Goal: Repeat the items below verbatim, starting at the line with "Decompose this screenshot" and continuing up to and including the line with "Text: 42 y: 42 y [317, 343, 332, 349]".
[START Rows]
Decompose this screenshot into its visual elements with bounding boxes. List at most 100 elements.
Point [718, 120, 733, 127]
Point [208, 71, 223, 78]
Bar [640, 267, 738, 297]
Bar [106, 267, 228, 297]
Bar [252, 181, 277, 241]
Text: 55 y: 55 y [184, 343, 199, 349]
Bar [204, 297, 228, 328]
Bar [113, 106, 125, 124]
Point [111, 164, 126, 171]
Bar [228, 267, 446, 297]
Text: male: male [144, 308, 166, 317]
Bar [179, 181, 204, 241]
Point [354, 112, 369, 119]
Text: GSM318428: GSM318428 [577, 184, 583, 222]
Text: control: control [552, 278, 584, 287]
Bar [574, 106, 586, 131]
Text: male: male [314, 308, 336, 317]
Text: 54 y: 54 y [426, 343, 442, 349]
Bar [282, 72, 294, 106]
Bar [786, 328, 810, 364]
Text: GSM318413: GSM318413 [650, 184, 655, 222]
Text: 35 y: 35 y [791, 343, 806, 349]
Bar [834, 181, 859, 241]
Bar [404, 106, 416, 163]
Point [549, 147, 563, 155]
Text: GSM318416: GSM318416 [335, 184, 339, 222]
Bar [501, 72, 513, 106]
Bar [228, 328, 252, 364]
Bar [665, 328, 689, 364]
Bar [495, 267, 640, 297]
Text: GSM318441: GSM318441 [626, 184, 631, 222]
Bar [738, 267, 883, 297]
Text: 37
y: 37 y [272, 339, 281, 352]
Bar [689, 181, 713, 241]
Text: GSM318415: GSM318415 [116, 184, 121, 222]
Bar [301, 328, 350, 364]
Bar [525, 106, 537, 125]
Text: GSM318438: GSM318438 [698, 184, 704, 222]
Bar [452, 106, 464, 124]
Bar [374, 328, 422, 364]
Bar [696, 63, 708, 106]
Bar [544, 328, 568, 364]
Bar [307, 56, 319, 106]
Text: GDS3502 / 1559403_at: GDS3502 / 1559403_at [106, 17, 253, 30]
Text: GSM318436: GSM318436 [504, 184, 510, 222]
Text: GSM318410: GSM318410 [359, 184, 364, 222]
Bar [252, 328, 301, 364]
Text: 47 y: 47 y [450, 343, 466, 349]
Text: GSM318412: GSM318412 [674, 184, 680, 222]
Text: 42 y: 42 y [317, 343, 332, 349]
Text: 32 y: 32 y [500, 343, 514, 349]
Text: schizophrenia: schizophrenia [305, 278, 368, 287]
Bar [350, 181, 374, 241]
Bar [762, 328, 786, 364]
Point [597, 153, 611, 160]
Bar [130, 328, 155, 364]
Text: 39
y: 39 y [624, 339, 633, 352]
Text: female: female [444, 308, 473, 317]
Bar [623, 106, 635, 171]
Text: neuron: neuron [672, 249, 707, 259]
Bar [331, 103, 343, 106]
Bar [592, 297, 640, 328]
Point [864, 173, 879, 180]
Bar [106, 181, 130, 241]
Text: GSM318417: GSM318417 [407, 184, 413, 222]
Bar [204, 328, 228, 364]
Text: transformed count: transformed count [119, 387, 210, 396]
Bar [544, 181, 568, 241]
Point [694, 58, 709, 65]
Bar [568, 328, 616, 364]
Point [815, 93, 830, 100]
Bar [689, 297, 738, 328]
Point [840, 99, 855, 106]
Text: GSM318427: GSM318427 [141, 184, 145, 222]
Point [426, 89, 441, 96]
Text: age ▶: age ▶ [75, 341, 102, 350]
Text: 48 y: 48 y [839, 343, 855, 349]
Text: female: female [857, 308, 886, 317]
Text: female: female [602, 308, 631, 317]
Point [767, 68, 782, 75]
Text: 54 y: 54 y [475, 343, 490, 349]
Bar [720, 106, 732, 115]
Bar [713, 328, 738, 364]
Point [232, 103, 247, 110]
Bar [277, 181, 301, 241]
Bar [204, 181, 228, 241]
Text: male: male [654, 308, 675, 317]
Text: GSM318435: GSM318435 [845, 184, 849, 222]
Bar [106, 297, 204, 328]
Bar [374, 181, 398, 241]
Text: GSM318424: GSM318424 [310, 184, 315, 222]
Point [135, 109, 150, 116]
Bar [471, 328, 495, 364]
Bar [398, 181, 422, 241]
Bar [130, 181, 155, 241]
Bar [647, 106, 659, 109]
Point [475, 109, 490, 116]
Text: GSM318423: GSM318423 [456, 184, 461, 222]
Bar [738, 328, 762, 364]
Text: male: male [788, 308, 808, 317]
[END Rows]
[START Rows]
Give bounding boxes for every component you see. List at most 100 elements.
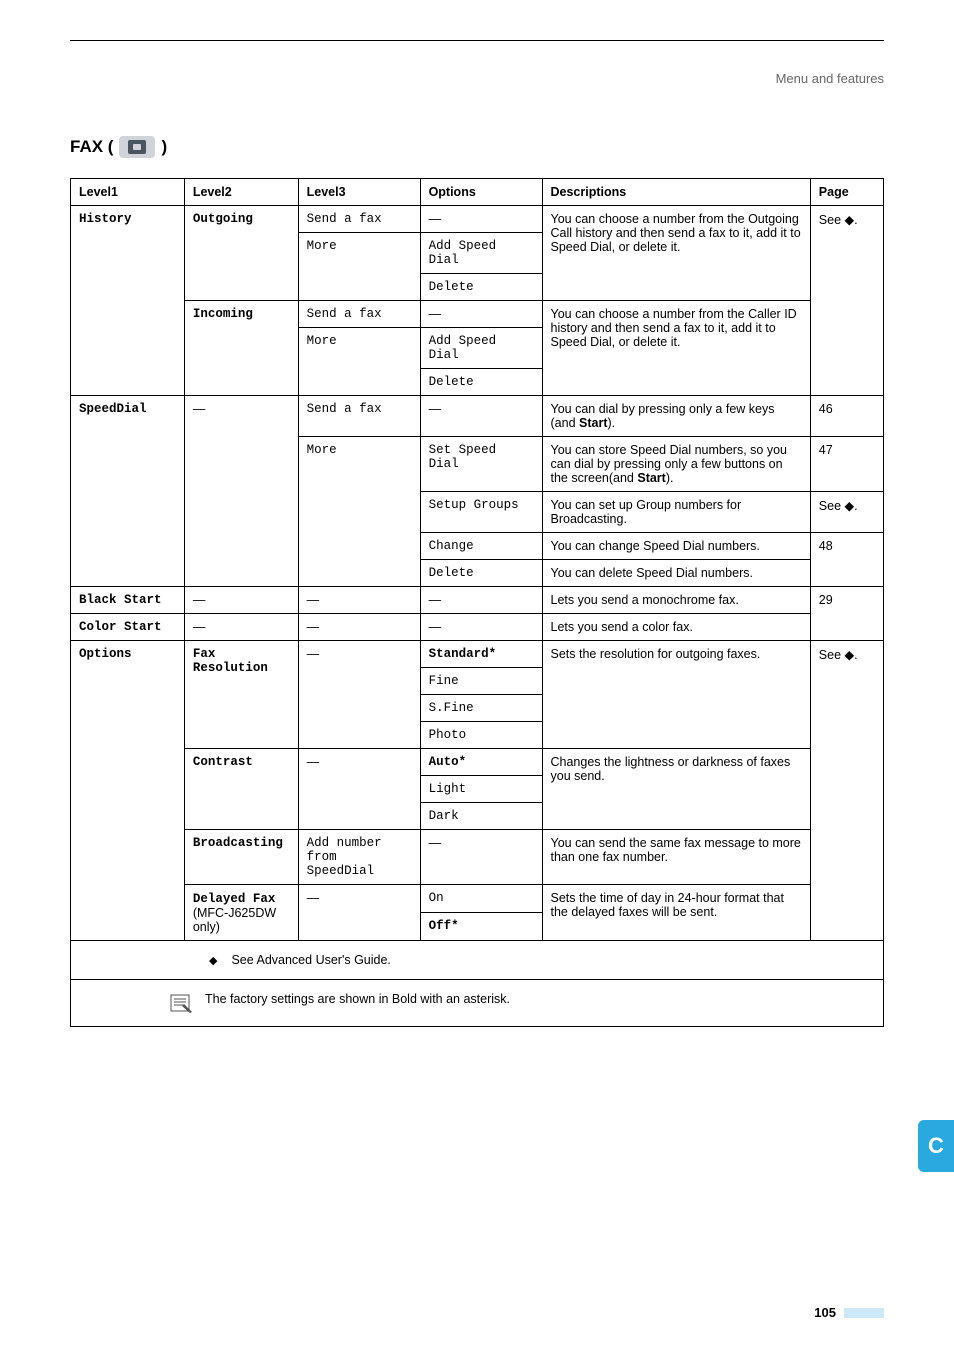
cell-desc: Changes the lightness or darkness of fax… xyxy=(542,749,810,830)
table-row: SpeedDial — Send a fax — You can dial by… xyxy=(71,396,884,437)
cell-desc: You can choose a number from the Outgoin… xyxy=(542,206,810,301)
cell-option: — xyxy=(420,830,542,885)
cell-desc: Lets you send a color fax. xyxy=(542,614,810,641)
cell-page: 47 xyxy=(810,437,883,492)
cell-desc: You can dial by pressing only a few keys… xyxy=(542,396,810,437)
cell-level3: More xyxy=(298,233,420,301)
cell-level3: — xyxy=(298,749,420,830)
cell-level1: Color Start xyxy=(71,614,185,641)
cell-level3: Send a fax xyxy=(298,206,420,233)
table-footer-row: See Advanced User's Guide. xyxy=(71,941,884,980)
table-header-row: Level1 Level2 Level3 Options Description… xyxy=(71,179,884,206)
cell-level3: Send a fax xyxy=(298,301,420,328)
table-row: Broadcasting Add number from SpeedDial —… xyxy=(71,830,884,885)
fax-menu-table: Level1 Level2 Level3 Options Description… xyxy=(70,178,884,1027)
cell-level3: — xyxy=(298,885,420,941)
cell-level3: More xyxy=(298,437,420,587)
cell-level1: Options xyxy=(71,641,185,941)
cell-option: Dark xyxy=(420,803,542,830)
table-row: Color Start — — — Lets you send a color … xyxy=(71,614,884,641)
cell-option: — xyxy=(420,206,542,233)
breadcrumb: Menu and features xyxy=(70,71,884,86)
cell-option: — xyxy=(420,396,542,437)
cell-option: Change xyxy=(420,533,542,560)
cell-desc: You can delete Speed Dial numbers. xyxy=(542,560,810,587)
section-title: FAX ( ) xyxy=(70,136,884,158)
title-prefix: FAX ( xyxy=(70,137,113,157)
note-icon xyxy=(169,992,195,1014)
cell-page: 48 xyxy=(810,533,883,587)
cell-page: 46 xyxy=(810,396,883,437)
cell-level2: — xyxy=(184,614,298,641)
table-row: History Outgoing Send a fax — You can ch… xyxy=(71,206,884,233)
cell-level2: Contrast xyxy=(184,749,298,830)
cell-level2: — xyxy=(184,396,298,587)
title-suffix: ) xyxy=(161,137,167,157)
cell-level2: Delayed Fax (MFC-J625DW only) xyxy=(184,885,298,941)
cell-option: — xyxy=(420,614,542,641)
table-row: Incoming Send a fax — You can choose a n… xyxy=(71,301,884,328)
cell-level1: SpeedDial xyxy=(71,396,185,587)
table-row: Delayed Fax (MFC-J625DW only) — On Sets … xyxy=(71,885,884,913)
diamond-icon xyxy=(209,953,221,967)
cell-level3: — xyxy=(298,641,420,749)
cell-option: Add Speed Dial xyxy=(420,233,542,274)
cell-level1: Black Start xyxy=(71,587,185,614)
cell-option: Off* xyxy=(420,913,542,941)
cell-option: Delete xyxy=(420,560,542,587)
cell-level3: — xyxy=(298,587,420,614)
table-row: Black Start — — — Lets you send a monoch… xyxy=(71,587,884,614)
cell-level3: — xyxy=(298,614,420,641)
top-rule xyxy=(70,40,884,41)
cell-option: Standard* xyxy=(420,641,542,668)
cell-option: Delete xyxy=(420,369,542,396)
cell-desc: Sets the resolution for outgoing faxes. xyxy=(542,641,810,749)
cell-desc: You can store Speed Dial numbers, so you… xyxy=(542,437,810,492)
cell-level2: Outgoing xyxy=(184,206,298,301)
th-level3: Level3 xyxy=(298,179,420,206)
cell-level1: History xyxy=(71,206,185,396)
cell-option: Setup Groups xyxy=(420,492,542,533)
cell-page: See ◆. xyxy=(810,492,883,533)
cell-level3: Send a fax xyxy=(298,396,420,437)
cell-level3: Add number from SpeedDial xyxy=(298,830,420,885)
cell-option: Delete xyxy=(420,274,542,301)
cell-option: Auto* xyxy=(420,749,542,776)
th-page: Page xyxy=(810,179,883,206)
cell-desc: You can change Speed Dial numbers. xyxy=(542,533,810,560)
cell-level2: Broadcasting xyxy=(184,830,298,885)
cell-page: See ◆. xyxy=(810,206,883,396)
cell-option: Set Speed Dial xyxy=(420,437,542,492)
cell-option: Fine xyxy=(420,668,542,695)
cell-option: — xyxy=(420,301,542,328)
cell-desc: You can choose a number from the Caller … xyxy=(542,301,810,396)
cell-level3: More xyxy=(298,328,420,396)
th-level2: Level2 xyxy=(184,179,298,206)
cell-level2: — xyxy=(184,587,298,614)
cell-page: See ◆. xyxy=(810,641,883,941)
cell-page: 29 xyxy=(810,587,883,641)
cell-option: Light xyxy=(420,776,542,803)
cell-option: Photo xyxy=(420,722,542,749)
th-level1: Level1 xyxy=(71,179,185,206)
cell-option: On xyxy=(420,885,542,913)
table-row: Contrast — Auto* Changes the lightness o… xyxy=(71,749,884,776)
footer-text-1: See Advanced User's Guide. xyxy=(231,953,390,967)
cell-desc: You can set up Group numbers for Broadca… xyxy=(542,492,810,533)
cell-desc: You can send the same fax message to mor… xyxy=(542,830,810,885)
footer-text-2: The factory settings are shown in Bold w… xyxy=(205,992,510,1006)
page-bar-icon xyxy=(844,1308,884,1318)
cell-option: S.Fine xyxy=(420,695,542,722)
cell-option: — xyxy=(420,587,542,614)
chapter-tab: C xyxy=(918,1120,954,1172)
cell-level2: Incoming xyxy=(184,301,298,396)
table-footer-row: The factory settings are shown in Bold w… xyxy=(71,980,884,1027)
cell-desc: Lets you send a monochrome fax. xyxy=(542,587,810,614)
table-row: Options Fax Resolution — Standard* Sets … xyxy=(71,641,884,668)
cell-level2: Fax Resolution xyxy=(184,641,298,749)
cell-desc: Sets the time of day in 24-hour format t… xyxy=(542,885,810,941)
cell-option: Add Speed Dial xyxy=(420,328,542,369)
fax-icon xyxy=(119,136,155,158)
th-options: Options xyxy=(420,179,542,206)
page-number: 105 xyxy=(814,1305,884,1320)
[END Rows]
Solution below:
Decompose this screenshot into its visual elements with bounding boxes. List at most 100 elements.
Point [718, 120, 733, 127]
Point [208, 71, 223, 78]
Bar [640, 267, 738, 297]
Bar [106, 267, 228, 297]
Bar [252, 181, 277, 241]
Text: 55 y: 55 y [184, 343, 199, 349]
Bar [204, 297, 228, 328]
Bar [113, 106, 125, 124]
Point [111, 164, 126, 171]
Bar [228, 267, 446, 297]
Text: male: male [144, 308, 166, 317]
Bar [179, 181, 204, 241]
Point [354, 112, 369, 119]
Text: GSM318428: GSM318428 [577, 184, 583, 222]
Text: control: control [552, 278, 584, 287]
Bar [574, 106, 586, 131]
Text: male: male [314, 308, 336, 317]
Text: 54 y: 54 y [426, 343, 442, 349]
Bar [282, 72, 294, 106]
Bar [786, 328, 810, 364]
Text: GSM318413: GSM318413 [650, 184, 655, 222]
Text: 35 y: 35 y [791, 343, 806, 349]
Bar [834, 181, 859, 241]
Bar [404, 106, 416, 163]
Point [549, 147, 563, 155]
Text: GSM318416: GSM318416 [335, 184, 339, 222]
Bar [501, 72, 513, 106]
Bar [228, 328, 252, 364]
Bar [665, 328, 689, 364]
Bar [495, 267, 640, 297]
Text: GSM318441: GSM318441 [626, 184, 631, 222]
Bar [738, 267, 883, 297]
Text: 37
y: 37 y [272, 339, 281, 352]
Bar [689, 181, 713, 241]
Text: GSM318415: GSM318415 [116, 184, 121, 222]
Bar [301, 328, 350, 364]
Bar [525, 106, 537, 125]
Text: GSM318438: GSM318438 [698, 184, 704, 222]
Bar [452, 106, 464, 124]
Bar [374, 328, 422, 364]
Bar [696, 63, 708, 106]
Bar [544, 328, 568, 364]
Bar [307, 56, 319, 106]
Text: GDS3502 / 1559403_at: GDS3502 / 1559403_at [106, 17, 253, 30]
Text: GSM318436: GSM318436 [504, 184, 510, 222]
Text: GSM318410: GSM318410 [359, 184, 364, 222]
Bar [252, 328, 301, 364]
Text: 47 y: 47 y [450, 343, 466, 349]
Text: GSM318412: GSM318412 [674, 184, 680, 222]
Text: 42 y: 42 y [317, 343, 332, 349]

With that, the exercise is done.